### Your task
Copy out everything in the records from the line containing "Find all labels, buttons, inputs, and" down to the line containing "task-label: Add your gender", including both of those lines, without changing anything. Leave any pictures out of your answer.

--- START Listed records ---

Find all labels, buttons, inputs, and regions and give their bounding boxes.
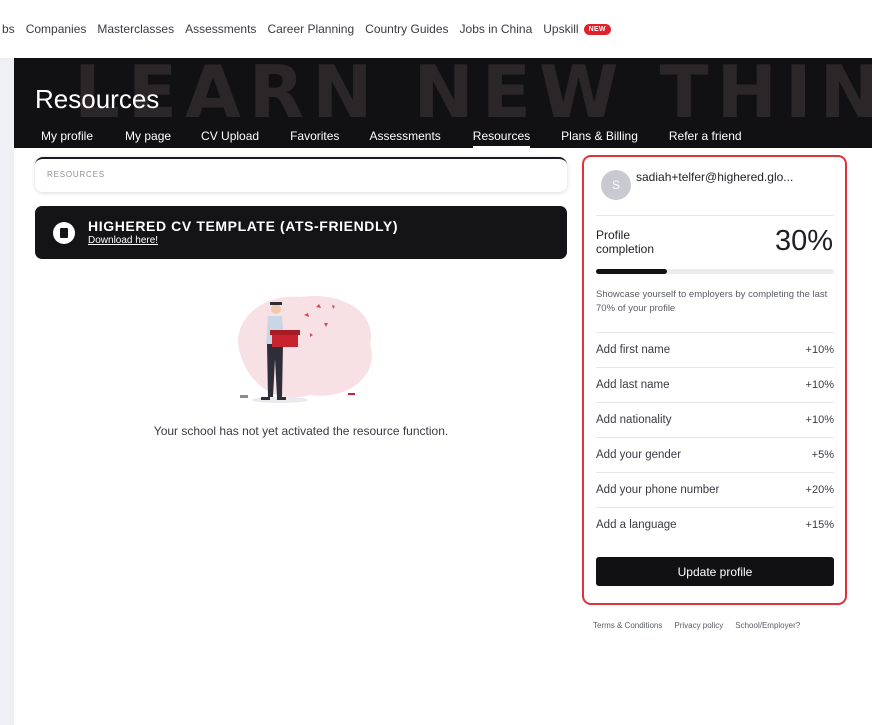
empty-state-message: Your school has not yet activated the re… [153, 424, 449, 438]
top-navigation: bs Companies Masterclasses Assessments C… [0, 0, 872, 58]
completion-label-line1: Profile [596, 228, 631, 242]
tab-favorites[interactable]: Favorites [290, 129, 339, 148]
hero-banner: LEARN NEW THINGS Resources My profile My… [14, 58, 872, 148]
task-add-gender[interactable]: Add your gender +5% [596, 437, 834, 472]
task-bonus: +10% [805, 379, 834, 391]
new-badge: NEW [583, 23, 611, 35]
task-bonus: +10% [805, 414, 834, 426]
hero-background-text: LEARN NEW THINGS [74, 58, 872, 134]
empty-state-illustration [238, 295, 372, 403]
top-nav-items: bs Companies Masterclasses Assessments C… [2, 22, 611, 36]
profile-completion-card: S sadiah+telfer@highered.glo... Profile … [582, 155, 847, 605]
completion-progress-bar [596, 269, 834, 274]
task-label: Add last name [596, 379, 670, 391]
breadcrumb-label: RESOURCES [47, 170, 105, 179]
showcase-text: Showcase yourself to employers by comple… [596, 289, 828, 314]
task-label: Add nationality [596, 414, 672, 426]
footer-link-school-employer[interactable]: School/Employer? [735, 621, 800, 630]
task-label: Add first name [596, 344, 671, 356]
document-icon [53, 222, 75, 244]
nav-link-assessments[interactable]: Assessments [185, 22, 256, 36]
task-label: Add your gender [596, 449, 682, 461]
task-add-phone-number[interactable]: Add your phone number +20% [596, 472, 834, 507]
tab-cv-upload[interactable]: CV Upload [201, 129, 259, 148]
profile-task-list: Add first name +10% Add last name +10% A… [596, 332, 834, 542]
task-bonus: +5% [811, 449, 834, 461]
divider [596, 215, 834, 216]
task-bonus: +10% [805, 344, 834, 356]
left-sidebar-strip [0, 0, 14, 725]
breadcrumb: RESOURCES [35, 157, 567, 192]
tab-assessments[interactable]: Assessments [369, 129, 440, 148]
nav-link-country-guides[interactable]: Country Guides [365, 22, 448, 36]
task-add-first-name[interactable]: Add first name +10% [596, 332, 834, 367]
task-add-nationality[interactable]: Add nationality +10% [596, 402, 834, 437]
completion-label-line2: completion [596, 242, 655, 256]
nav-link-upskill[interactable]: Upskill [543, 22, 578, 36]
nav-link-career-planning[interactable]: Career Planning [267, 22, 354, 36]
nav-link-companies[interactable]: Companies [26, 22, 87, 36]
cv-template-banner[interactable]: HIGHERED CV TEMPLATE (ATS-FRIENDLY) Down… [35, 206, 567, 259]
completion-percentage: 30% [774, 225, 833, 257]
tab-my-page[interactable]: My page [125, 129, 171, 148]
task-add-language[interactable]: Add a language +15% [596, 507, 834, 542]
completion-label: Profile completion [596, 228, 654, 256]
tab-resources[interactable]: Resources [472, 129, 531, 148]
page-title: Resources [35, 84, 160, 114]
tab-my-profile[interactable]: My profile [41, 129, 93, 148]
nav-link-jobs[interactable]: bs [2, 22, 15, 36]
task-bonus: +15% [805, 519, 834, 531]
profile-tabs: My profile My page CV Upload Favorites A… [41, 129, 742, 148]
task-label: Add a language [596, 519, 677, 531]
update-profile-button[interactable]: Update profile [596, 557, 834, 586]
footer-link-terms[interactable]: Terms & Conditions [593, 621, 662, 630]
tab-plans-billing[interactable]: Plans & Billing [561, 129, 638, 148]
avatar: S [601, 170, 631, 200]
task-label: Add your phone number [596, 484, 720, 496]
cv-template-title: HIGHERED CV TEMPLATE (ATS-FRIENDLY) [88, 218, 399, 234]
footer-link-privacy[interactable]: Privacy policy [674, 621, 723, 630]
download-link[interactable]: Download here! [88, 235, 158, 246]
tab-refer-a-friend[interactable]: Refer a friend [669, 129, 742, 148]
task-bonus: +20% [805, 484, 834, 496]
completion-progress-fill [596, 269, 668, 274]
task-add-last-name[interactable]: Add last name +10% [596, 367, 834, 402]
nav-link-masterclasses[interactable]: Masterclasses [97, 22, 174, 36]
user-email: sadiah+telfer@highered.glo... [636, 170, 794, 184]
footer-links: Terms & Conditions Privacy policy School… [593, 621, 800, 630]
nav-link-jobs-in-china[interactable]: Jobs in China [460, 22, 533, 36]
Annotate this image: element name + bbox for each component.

--- END Listed records ---
--- START Listed records ---

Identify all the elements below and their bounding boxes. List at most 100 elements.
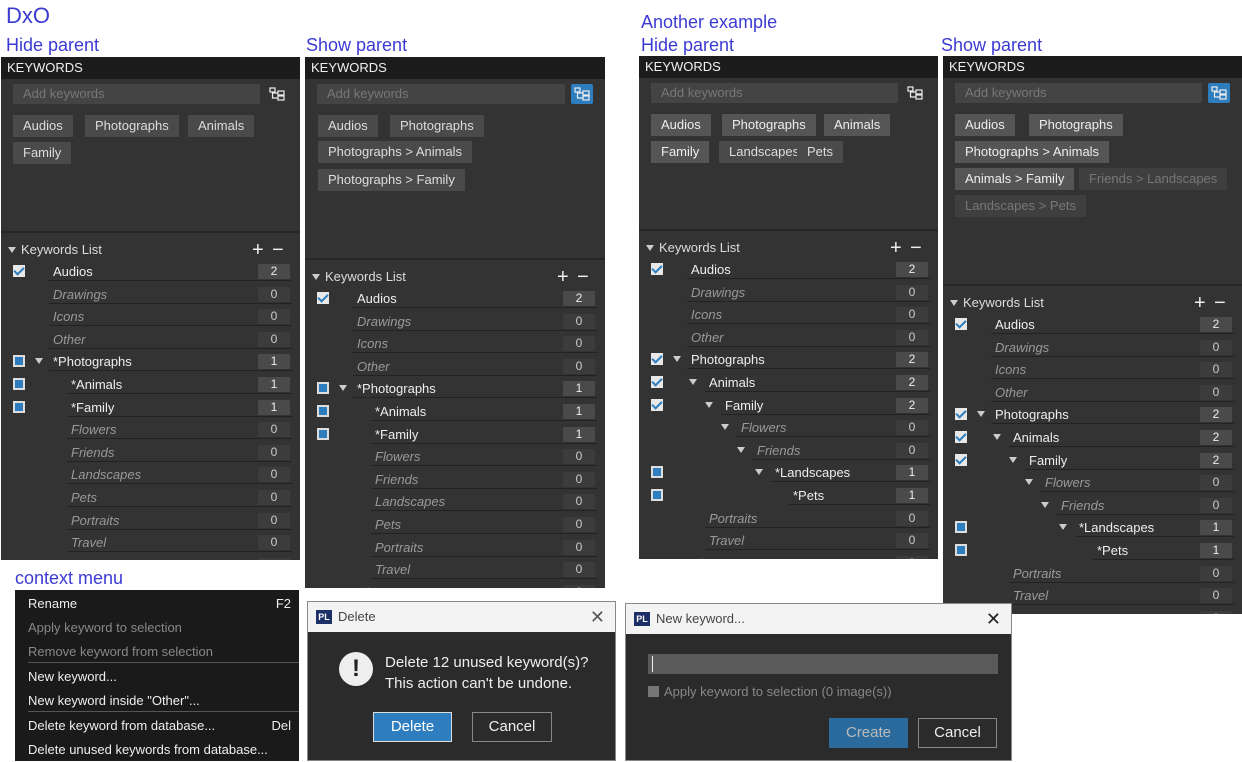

--- END Listed records ---
--- START Listed records ---

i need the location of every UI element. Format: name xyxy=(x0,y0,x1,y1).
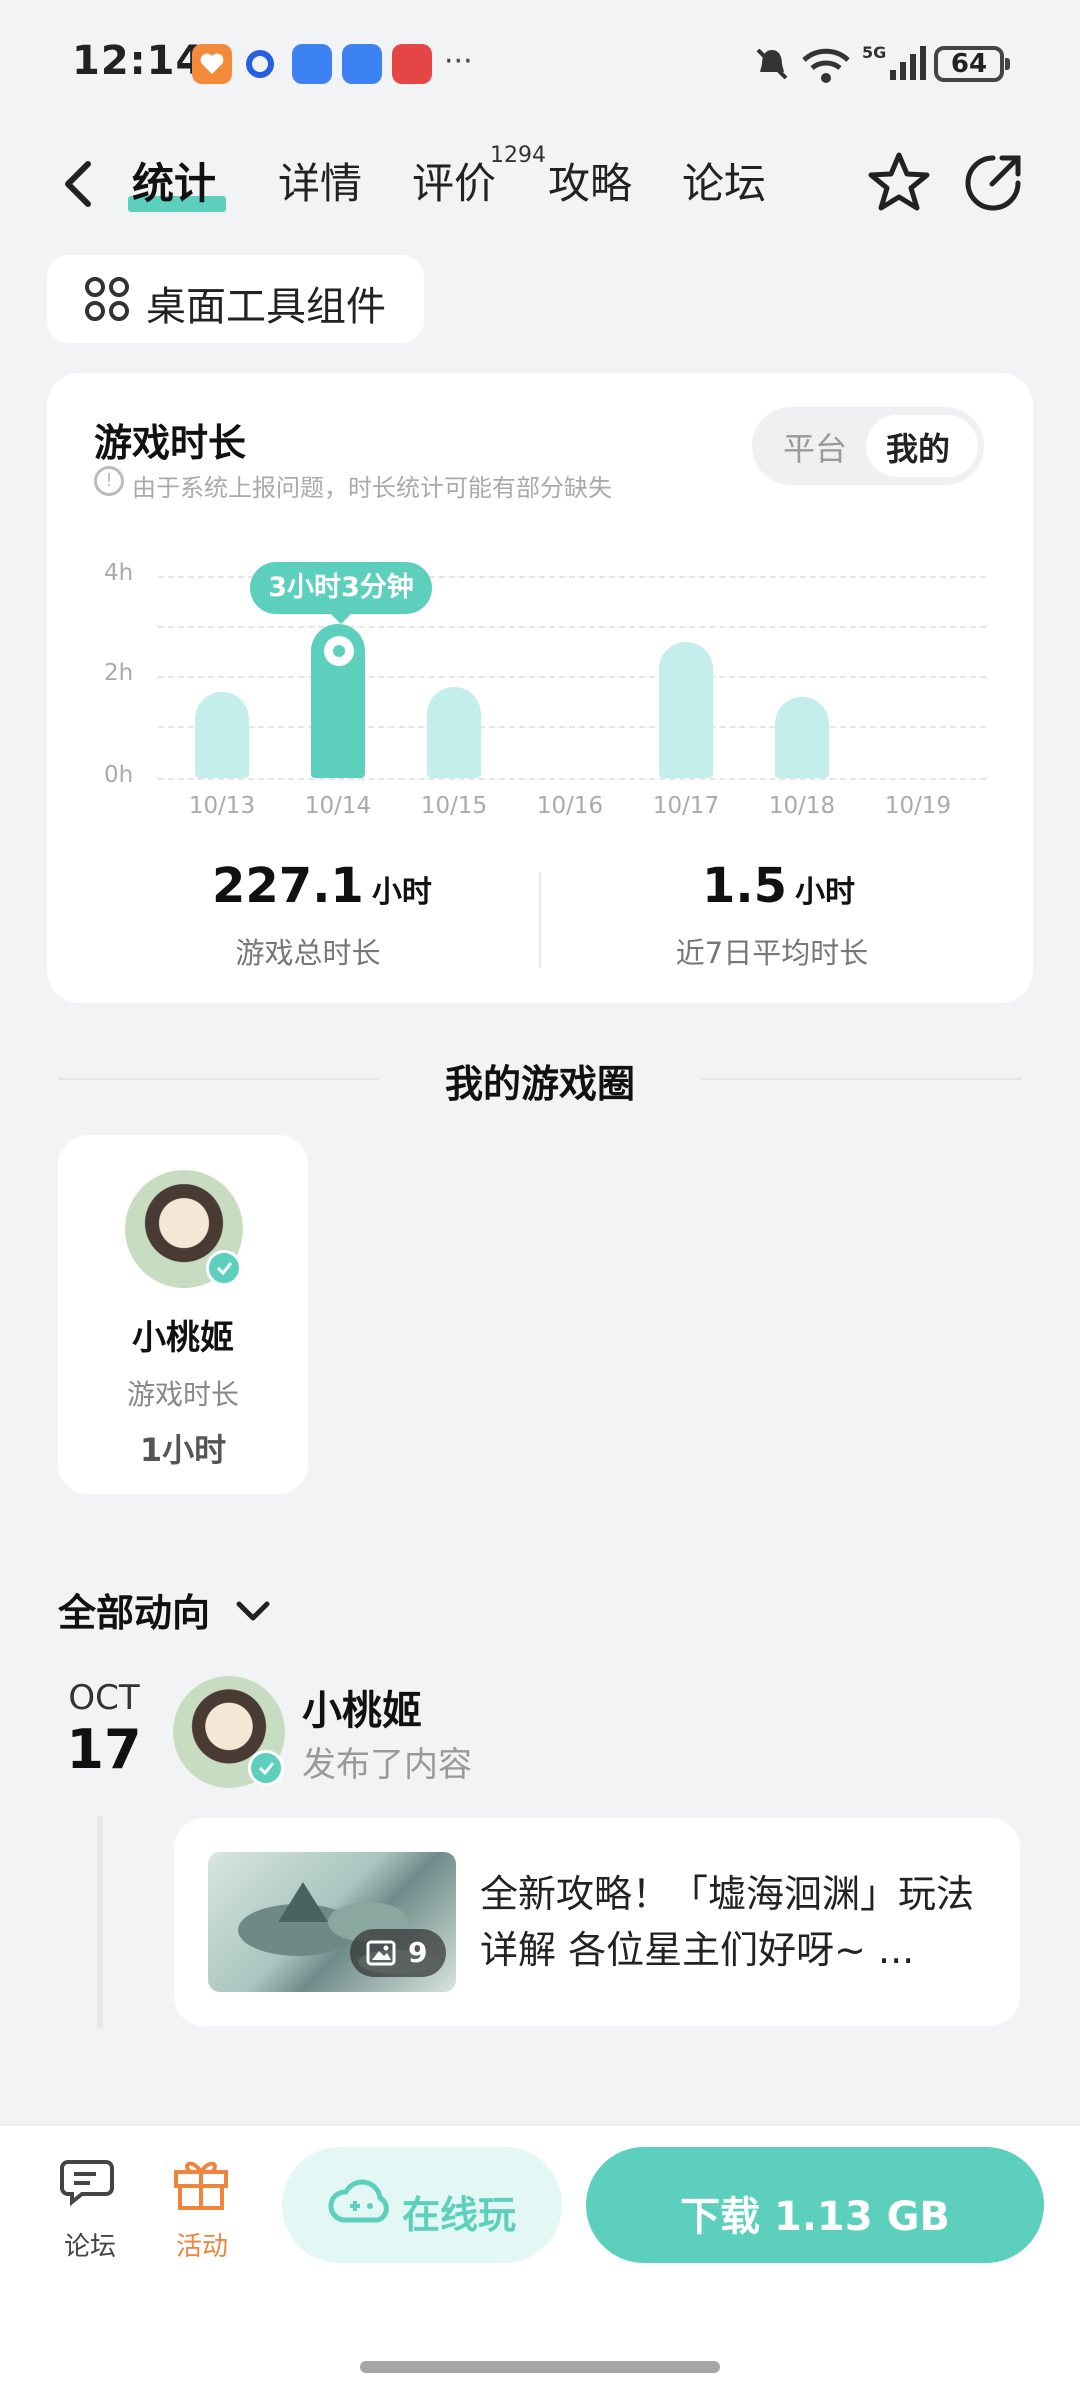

--- END Listed records ---

### Complete output
Find all labels, buttons, inputs, and regions and give their bounding boxes.
empty-state-message: Your school has not yet activated the re… [153, 424, 449, 438]
top-navigation: bs Companies Masterclasses Assessments C… [0, 0, 872, 58]
completion-label-line1: Profile [596, 228, 631, 242]
tab-favorites[interactable]: Favorites [290, 129, 339, 148]
hero-banner: LEARN NEW THINGS Resources My profile My… [14, 58, 872, 148]
task-add-gender[interactable]: Add your gender +5% [596, 437, 834, 472]
task-bonus: +10% [805, 379, 834, 391]
new-badge: NEW [583, 23, 611, 35]
task-bonus: +10% [805, 414, 834, 426]
hero-background-text: LEARN NEW THINGS [74, 58, 872, 134]
empty-state-illustration [238, 295, 372, 403]
top-nav-items: bs Companies Masterclasses Assessments C… [2, 22, 611, 36]
profile-completion-card: S sadiah+telfer@highered.glo... Profile … [582, 155, 847, 605]
completion-progress-bar [596, 269, 834, 274]
task-label: Add last name [596, 379, 670, 391]
breadcrumb-label: RESOURCES [47, 170, 105, 179]
showcase-text: Showcase yourself to employers by comple… [596, 289, 828, 314]
task-label: Add nationality [596, 414, 672, 426]
footer-link-school-employer[interactable]: School/Employer? [735, 621, 800, 630]
task-label: Add first name [596, 344, 671, 356]
document-icon [53, 222, 75, 244]
nav-link-assessments[interactable]: Assessments [185, 22, 256, 36]
task-label: Add your gender [596, 449, 682, 461]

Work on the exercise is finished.